* SHORT TASK
Write out the complete material exactly as it stands.

* SUPPLIED ENTRIES
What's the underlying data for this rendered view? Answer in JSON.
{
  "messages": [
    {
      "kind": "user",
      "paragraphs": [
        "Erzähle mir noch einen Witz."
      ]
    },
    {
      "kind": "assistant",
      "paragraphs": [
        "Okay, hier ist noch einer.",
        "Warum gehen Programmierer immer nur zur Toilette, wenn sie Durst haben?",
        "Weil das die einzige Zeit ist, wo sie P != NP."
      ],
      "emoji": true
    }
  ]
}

* CORRECT OUTPUT
What's the underlying data for this rendered view? Answer in JSON.
{
  "messages": [
    {
      "kind": "user",
      "paragraphs": [
        "Erzähle mir noch einen Witz."
      ]
    },
    {
      "kind": "assistant",
      "paragraphs": [
        "Okay, hier ist noch einer.",
        "Warum gehen Programmierer immer nur zur Toilette, wenn sie Durst haben?",
        "Weil das die einzige Zeit ist, wo sie P != NP."
      ],
      "emoji": true
    }
  ]
}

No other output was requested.